EXERCISE
Rewrite everything from the line containing "Segment this screenshot: for" down to the line containing "output-segment: <BROADCAST,MULTICAST,UP,LOWER_UP> mtu", swapping "prompt-host" for "prompt-hostname" and leaving all else as it is.

RECORDED INFORMATION
----------------

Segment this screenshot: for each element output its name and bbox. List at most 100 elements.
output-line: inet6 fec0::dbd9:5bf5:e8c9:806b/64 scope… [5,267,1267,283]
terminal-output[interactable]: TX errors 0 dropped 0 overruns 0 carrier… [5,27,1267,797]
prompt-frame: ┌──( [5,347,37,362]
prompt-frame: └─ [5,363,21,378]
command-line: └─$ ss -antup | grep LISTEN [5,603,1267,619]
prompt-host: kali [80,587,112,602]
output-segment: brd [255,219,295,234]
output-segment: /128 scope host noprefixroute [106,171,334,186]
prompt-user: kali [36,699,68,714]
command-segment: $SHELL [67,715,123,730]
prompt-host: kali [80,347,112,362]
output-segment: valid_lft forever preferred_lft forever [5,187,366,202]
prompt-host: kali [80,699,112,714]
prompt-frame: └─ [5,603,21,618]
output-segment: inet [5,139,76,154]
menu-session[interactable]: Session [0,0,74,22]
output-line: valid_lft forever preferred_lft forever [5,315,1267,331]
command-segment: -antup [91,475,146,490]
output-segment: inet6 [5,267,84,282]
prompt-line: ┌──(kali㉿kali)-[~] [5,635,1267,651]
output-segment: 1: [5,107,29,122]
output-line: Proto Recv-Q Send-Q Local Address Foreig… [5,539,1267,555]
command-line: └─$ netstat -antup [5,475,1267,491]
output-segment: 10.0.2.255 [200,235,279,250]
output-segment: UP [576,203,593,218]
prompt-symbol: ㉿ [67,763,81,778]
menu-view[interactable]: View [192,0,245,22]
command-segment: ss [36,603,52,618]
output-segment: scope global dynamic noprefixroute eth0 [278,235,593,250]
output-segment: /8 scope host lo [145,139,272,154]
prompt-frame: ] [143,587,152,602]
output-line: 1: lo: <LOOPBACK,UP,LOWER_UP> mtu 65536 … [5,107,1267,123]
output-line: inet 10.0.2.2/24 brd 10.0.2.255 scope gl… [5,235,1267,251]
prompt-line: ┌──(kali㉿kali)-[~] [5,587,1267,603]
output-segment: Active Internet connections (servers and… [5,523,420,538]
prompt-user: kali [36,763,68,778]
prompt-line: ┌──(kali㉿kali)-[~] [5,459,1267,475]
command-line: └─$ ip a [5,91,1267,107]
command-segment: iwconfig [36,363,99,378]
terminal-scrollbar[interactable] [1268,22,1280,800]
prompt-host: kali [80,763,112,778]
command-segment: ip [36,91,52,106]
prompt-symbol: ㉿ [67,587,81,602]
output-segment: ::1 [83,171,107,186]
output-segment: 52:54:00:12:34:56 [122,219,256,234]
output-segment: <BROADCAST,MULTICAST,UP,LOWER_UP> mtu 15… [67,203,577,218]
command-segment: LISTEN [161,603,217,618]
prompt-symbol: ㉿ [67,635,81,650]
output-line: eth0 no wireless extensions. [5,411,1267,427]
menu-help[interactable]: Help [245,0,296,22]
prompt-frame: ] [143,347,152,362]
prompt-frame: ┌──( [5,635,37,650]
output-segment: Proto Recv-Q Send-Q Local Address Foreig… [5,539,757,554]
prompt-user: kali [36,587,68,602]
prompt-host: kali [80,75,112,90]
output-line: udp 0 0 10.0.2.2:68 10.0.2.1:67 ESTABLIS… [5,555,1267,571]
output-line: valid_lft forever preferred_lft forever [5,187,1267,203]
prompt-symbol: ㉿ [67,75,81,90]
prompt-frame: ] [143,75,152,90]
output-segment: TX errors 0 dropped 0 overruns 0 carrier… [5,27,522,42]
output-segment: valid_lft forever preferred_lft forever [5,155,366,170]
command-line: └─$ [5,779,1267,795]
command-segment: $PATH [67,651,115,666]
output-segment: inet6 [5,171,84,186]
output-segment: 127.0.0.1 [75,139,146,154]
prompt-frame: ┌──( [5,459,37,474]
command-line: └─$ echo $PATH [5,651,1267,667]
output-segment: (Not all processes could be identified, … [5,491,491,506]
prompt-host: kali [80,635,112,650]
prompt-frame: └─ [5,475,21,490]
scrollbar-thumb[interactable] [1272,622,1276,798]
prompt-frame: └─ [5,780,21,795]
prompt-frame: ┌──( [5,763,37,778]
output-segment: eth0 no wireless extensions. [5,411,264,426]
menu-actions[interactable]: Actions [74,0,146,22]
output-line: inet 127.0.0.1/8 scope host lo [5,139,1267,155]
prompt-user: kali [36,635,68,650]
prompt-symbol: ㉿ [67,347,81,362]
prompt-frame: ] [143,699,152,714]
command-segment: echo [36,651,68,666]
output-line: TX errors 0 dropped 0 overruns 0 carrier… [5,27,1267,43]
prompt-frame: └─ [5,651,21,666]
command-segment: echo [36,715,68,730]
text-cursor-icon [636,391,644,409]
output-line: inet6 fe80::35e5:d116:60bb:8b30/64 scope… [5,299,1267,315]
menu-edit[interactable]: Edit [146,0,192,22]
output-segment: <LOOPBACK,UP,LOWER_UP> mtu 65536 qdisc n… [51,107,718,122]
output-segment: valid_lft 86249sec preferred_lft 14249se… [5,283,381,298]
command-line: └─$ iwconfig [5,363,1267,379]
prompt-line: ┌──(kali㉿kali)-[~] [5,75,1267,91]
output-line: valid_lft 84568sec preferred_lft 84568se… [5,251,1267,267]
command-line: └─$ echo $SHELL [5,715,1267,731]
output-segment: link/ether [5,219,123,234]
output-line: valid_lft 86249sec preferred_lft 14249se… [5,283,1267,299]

----------------

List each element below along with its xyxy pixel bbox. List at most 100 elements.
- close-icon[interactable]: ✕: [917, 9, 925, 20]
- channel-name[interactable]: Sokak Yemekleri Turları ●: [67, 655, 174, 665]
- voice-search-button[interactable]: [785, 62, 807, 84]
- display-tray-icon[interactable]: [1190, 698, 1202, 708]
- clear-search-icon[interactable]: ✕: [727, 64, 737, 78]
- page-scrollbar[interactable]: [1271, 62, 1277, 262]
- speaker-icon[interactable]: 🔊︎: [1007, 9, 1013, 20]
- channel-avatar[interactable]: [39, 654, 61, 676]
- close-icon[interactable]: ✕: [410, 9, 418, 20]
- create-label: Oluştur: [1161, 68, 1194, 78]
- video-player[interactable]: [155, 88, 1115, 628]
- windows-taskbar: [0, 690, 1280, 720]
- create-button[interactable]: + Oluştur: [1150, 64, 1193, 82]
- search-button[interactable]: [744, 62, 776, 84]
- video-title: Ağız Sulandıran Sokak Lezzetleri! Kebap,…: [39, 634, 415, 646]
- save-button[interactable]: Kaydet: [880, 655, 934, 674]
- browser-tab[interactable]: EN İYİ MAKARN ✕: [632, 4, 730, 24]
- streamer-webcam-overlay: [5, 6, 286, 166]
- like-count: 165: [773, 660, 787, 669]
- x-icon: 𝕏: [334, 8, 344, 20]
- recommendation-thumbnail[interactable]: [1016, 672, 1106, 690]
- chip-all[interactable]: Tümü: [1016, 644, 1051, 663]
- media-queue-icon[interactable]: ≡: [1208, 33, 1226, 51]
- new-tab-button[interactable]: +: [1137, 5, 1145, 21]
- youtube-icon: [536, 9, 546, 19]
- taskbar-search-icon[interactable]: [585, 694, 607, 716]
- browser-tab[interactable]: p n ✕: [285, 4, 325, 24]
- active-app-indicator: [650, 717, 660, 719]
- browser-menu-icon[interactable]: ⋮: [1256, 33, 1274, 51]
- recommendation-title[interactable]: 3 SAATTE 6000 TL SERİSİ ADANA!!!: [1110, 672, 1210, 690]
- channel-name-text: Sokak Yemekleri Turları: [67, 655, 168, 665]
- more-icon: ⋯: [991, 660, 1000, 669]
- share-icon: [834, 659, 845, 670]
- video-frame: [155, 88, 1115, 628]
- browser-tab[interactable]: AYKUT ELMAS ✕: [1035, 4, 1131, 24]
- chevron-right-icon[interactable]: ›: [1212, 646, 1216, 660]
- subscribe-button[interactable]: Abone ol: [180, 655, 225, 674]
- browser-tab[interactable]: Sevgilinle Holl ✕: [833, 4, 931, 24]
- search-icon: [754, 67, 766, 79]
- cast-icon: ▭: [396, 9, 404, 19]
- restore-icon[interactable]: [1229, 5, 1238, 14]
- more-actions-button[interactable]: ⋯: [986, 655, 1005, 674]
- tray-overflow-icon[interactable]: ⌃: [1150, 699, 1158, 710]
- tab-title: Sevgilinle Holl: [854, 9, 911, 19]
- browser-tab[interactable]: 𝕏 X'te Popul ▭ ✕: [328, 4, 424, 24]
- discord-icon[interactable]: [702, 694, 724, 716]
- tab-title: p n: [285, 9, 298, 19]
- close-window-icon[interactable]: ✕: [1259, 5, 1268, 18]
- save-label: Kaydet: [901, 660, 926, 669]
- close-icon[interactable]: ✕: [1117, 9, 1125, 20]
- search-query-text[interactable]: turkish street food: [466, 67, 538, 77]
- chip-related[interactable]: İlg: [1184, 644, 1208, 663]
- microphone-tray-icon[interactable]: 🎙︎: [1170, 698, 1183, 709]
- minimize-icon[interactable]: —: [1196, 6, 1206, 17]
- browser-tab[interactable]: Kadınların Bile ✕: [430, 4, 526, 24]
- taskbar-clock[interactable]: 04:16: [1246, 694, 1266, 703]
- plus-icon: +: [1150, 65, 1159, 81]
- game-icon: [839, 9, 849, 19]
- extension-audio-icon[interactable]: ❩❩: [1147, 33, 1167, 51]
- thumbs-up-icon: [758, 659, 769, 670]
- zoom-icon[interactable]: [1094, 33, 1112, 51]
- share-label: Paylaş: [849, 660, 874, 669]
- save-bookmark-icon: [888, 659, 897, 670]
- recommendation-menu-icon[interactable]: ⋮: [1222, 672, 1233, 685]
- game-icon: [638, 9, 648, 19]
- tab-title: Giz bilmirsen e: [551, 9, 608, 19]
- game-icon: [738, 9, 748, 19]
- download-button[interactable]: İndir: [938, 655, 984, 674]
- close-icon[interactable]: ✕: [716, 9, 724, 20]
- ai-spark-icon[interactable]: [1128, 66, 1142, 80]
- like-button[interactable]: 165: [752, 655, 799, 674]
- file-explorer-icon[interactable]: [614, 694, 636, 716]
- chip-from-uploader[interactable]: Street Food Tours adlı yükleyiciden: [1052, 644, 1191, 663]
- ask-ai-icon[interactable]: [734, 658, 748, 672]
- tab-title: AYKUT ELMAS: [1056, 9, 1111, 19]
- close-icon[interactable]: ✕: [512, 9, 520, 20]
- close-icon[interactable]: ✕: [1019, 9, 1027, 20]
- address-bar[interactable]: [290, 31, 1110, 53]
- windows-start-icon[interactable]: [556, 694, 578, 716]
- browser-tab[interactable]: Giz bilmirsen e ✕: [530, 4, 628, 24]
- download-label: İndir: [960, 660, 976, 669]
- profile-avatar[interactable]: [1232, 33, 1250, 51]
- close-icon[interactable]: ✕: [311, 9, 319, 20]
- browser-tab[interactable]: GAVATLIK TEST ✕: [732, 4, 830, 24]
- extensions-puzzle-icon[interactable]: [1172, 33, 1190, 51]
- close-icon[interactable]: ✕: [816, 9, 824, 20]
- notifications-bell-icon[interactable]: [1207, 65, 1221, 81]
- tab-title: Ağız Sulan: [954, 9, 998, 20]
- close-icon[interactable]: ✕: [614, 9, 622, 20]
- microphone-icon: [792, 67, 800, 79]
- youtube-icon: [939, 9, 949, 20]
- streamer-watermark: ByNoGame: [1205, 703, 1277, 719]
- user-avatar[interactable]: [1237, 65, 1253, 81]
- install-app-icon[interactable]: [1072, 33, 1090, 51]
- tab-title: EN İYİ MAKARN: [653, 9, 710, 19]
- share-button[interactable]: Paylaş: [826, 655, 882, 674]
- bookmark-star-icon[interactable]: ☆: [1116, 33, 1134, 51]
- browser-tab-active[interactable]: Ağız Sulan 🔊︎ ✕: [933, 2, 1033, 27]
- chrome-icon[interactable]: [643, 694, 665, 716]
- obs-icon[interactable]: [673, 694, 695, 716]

----------------

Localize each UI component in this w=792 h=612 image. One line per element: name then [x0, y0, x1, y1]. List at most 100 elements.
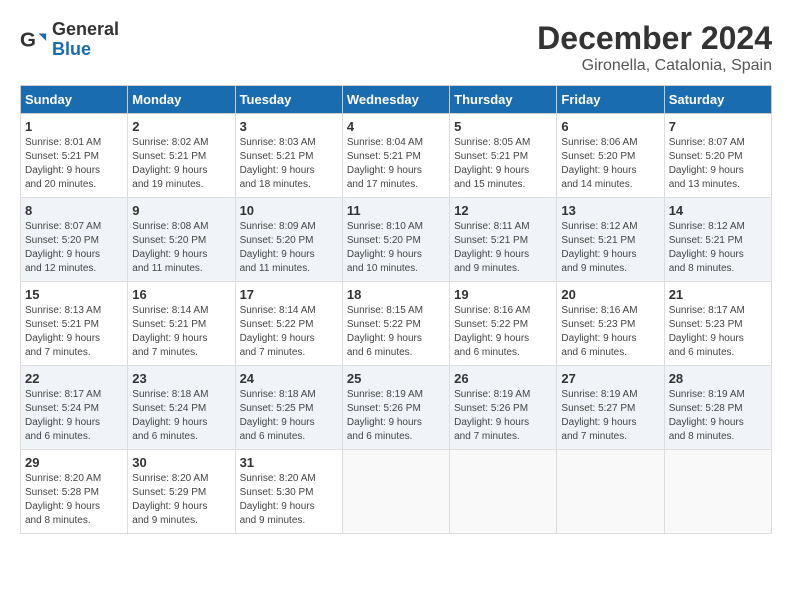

----------------

RESULT
Segment this screenshot: for each element output its name and bbox. List at most 100 elements.
output-line: inet6 fec0::dbd9:5bf5:e8c9:806b/64 scope… [5,267,1267,283]
terminal-output[interactable]: TX errors 0 dropped 0 overruns 0 carrier… [5,27,1267,797]
prompt-frame: ┌──( [5,347,37,362]
prompt-frame: └─ [5,363,21,378]
command-line: └─$ ss -antup | grep LISTEN [5,603,1267,619]
prompt-hostname: kali [80,587,112,602]
output-segment: brd [255,219,295,234]
output-segment: /128 scope host noprefixroute [106,171,334,186]
prompt-user: kali [36,699,68,714]
command-segment: $SHELL [67,715,123,730]
prompt-hostname: kali [80,347,112,362]
output-segment: valid_lft forever preferred_lft forever [5,187,366,202]
prompt-hostname: kali [80,699,112,714]
prompt-frame: └─ [5,603,21,618]
output-segment: inet [5,139,76,154]
menu-session[interactable]: Session [0,0,74,22]
output-line: valid_lft forever preferred_lft forever [5,315,1267,331]
command-segment: -antup [91,475,146,490]
output-segment: inet6 [5,267,84,282]
prompt-line: ┌──(kali㉿kali)-[~] [5,635,1267,651]
output-segment: 1: [5,107,29,122]
output-line: Proto Recv-Q Send-Q Local Address Foreig… [5,539,1267,555]
command-line: └─$ netstat -antup [5,475,1267,491]
output-segment: 10.0.2.255 [200,235,279,250]
output-segment: UP [576,203,593,218]
prompt-symbol: ㉿ [67,763,81,778]
menu-view[interactable]: View [192,0,245,22]
command-segment: ss [36,603,52,618]
output-segment: scope global dynamic noprefixroute eth0 [278,235,593,250]
output-segment: /8 scope host lo [145,139,272,154]
prompt-frame: ] [143,587,152,602]
output-line: 1: lo: <LOOPBACK,UP,LOWER_UP> mtu 65536 … [5,107,1267,123]
output-line: inet 10.0.2.2/24 brd 10.0.2.255 scope gl… [5,235,1267,251]
prompt-line: ┌──(kali㉿kali)-[~] [5,587,1267,603]
output-segment: Active Internet connections (servers and… [5,523,420,538]
prompt-user: kali [36,763,68,778]
prompt-line: ┌──(kali㉿kali)-[~] [5,459,1267,475]
command-line: └─$ ip a [5,91,1267,107]
command-segment: iwconfig [36,363,99,378]
terminal-scrollbar[interactable] [1268,22,1280,800]
prompt-hostname: kali [80,763,112,778]
command-segment: ip [36,91,52,106]
prompt-symbol: ㉿ [67,587,81,602]
output-segment: ::1 [83,171,107,186]
output-segment: 52:54:00:12:34:56 [122,219,256,234]
output-segment: <BROADCAST,MULTICAST,UP,LOWER_UP> mtu 15… [67,203,577,218]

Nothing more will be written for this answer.